Find the string "marker" and gather every line that holds it.

<<<<

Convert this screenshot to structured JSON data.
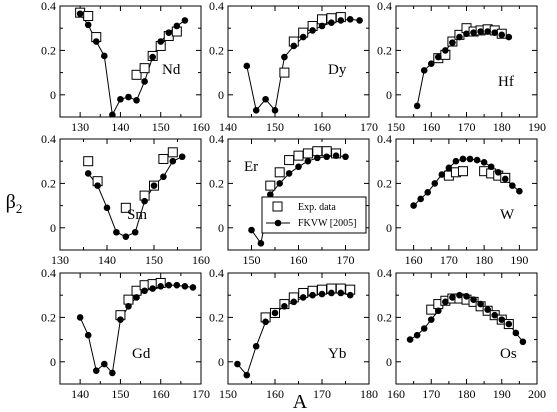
{
  "chart_data": {
    "type": "scatter",
    "xlabel": "A",
    "ylabel": "β",
    "ylabel_sub": "2",
    "legend": {
      "placement": "Er panel, lower-right",
      "entries": [
        {
          "label": "Exp. data",
          "marker": "open-square"
        },
        {
          "label": "FKVW [2005]",
          "marker": "filled-circle-line"
        }
      ]
    },
    "panels": [
      {
        "element": "Nd",
        "row": 0,
        "col": 0,
        "xlim": [
          125,
          160
        ],
        "xticks": [
          "130",
          "140",
          "150",
          "160"
        ],
        "ylim": [
          -0.1,
          0.4
        ],
        "yticks": [
          "0",
          "0.2",
          "0.4"
        ],
        "exp": {
          "x": [
            130,
            132,
            134,
            144,
            146,
            148,
            150,
            152,
            154
          ],
          "y": [
            0.37,
            0.355,
            0.26,
            0.09,
            0.12,
            0.175,
            0.22,
            0.265,
            0.285
          ]
        },
        "theory": {
          "x": [
            130,
            132,
            134,
            136,
            138,
            140,
            142,
            144,
            146,
            148,
            150,
            152,
            154,
            156
          ],
          "y": [
            0.365,
            0.315,
            0.24,
            0.175,
            -0.09,
            -0.02,
            -0.01,
            -0.025,
            0.06,
            0.17,
            0.24,
            0.28,
            0.31,
            0.335
          ]
        }
      },
      {
        "element": "Dy",
        "row": 0,
        "col": 1,
        "xlim": [
          140,
          170
        ],
        "xticks": [
          "140",
          "150",
          "160",
          "170"
        ],
        "ylim": [
          -0.1,
          0.4
        ],
        "yticks": [
          "0",
          "0.2",
          "0.4"
        ],
        "exp": {
          "x": [
            152,
            154,
            156,
            158,
            160,
            162,
            164
          ],
          "y": [
            0.1,
            0.24,
            0.28,
            0.31,
            0.34,
            0.345,
            0.35
          ]
        },
        "theory": {
          "x": [
            144,
            146,
            148,
            150,
            152,
            154,
            156,
            158,
            160,
            162,
            164,
            166,
            168
          ],
          "y": [
            0.13,
            -0.07,
            -0.02,
            -0.07,
            0.17,
            0.22,
            0.26,
            0.29,
            0.31,
            0.325,
            0.335,
            0.34,
            0.335
          ]
        }
      },
      {
        "element": "Hf",
        "row": 0,
        "col": 2,
        "xlim": [
          150,
          190
        ],
        "xticks": [
          "150",
          "160",
          "170",
          "180",
          "190"
        ],
        "ylim": [
          -0.1,
          0.4
        ],
        "yticks": [
          "0",
          "0.2",
          "0.4"
        ],
        "exp": {
          "x": [
            162,
            164,
            166,
            168,
            170,
            172,
            174,
            176,
            178,
            180
          ],
          "y": [
            0.165,
            0.18,
            0.24,
            0.27,
            0.3,
            0.285,
            0.29,
            0.295,
            0.29,
            0.275
          ]
        },
        "theory": {
          "x": [
            156,
            158,
            160,
            162,
            164,
            166,
            168,
            170,
            172,
            174,
            176,
            178,
            180,
            182
          ],
          "y": [
            -0.05,
            0.11,
            0.14,
            0.17,
            0.2,
            0.235,
            0.26,
            0.275,
            0.28,
            0.285,
            0.285,
            0.28,
            0.27,
            0.26
          ]
        }
      },
      {
        "element": "Sm",
        "row": 1,
        "col": 0,
        "xlim": [
          130,
          160
        ],
        "xticks": [
          "130",
          "140",
          "150",
          "160"
        ],
        "ylim": [
          -0.1,
          0.4
        ],
        "yticks": [
          "0",
          "0.2",
          "0.4"
        ],
        "exp": {
          "x": [
            136,
            138,
            144,
            148,
            150,
            152,
            154
          ],
          "y": [
            0.3,
            0.21,
            0.09,
            0.145,
            0.19,
            0.31,
            0.34
          ]
        },
        "theory": {
          "x": [
            136,
            138,
            140,
            142,
            144,
            146,
            148,
            150,
            152,
            154,
            156
          ],
          "y": [
            0.245,
            0.19,
            0.09,
            -0.02,
            -0.04,
            -0.02,
            0.12,
            0.19,
            0.23,
            0.3,
            0.32
          ]
        }
      },
      {
        "element": "Er",
        "row": 1,
        "col": 1,
        "xlim": [
          145,
          175
        ],
        "xticks": [
          "150",
          "160",
          "170"
        ],
        "ylim": [
          -0.1,
          0.4
        ],
        "yticks": [
          "0",
          "0.2",
          "0.4"
        ],
        "exp": {
          "x": [
            154,
            156,
            158,
            160,
            162,
            164,
            166,
            168
          ],
          "y": [
            0.19,
            0.25,
            0.305,
            0.325,
            0.335,
            0.345,
            0.345,
            0.335
          ]
        },
        "theory": {
          "x": [
            150,
            152,
            154,
            156,
            158,
            160,
            162,
            164,
            166,
            168,
            170
          ],
          "y": [
            -0.01,
            -0.07,
            0.15,
            0.2,
            0.245,
            0.275,
            0.3,
            0.315,
            0.32,
            0.325,
            0.32
          ]
        }
      },
      {
        "element": "W",
        "row": 1,
        "col": 2,
        "xlim": [
          155,
          195
        ],
        "xticks": [
          "160",
          "170",
          "180",
          "190"
        ],
        "ylim": [
          -0.1,
          0.4
        ],
        "yticks": [
          "0",
          "0.2",
          "0.4"
        ],
        "exp": {
          "x": [
            170,
            172,
            174,
            180,
            182,
            184,
            186
          ],
          "y": [
            0.235,
            0.25,
            0.255,
            0.255,
            0.245,
            0.235,
            0.225
          ]
        },
        "theory": {
          "x": [
            160,
            162,
            164,
            166,
            168,
            170,
            172,
            174,
            176,
            178,
            180,
            182,
            184,
            186,
            188,
            190
          ],
          "y": [
            0.1,
            0.13,
            0.16,
            0.2,
            0.24,
            0.27,
            0.3,
            0.31,
            0.31,
            0.305,
            0.295,
            0.275,
            0.25,
            0.22,
            0.19,
            0.165
          ]
        }
      },
      {
        "element": "Gd",
        "row": 2,
        "col": 0,
        "xlim": [
          135,
          170
        ],
        "xticks": [
          "140",
          "150",
          "160",
          "170"
        ],
        "ylim": [
          -0.1,
          0.4
        ],
        "yticks": [
          "0",
          "0.2",
          "0.4"
        ],
        "exp": {
          "x": [
            150,
            152,
            154,
            156,
            158,
            160
          ],
          "y": [
            0.21,
            0.28,
            0.32,
            0.345,
            0.35,
            0.355
          ]
        },
        "theory": {
          "x": [
            140,
            142,
            144,
            146,
            148,
            150,
            152,
            154,
            156,
            158,
            160,
            162,
            164,
            166,
            168
          ],
          "y": [
            0.2,
            0.12,
            -0.04,
            -0.01,
            -0.05,
            0.19,
            0.25,
            0.29,
            0.32,
            0.33,
            0.34,
            0.345,
            0.345,
            0.34,
            0.335
          ]
        }
      },
      {
        "element": "Yb",
        "row": 2,
        "col": 1,
        "xlim": [
          150,
          180
        ],
        "xticks": [
          "150",
          "160",
          "170",
          "180"
        ],
        "ylim": [
          -0.1,
          0.4
        ],
        "yticks": [
          "0",
          "0.2",
          "0.4"
        ],
        "exp": {
          "x": [
            158,
            160,
            162,
            164,
            166,
            168,
            170,
            172,
            174,
            176
          ],
          "y": [
            0.2,
            0.22,
            0.26,
            0.29,
            0.31,
            0.32,
            0.325,
            0.33,
            0.33,
            0.325
          ]
        },
        "theory": {
          "x": [
            152,
            154,
            156,
            158,
            160,
            162,
            164,
            166,
            168,
            170,
            172,
            174,
            176
          ],
          "y": [
            -0.01,
            -0.06,
            0.07,
            0.18,
            0.22,
            0.25,
            0.27,
            0.29,
            0.3,
            0.305,
            0.31,
            0.31,
            0.3
          ]
        }
      },
      {
        "element": "Os",
        "row": 2,
        "col": 2,
        "xlim": [
          160,
          200
        ],
        "xticks": [
          "160",
          "170",
          "180",
          "190",
          "200"
        ],
        "ylim": [
          -0.1,
          0.4
        ],
        "yticks": [
          "0",
          "0.2",
          "0.4"
        ],
        "exp": {
          "x": [
            170,
            172,
            174,
            176,
            178,
            180,
            182,
            184,
            186,
            188,
            190,
            192
          ],
          "y": [
            0.235,
            0.26,
            0.275,
            0.285,
            0.285,
            0.28,
            0.27,
            0.25,
            0.23,
            0.21,
            0.19,
            0.17
          ]
        },
        "theory": {
          "x": [
            164,
            166,
            168,
            170,
            172,
            174,
            176,
            178,
            180,
            182,
            184,
            186,
            188,
            190,
            192,
            194,
            196
          ],
          "y": [
            0.1,
            0.12,
            0.15,
            0.19,
            0.23,
            0.27,
            0.29,
            0.3,
            0.295,
            0.28,
            0.26,
            0.235,
            0.21,
            0.19,
            0.17,
            0.13,
            0.09
          ]
        }
      }
    ]
  }
}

>>>>

Answer below:
          "marker": "open-square"
          "marker": "filled-circle-line"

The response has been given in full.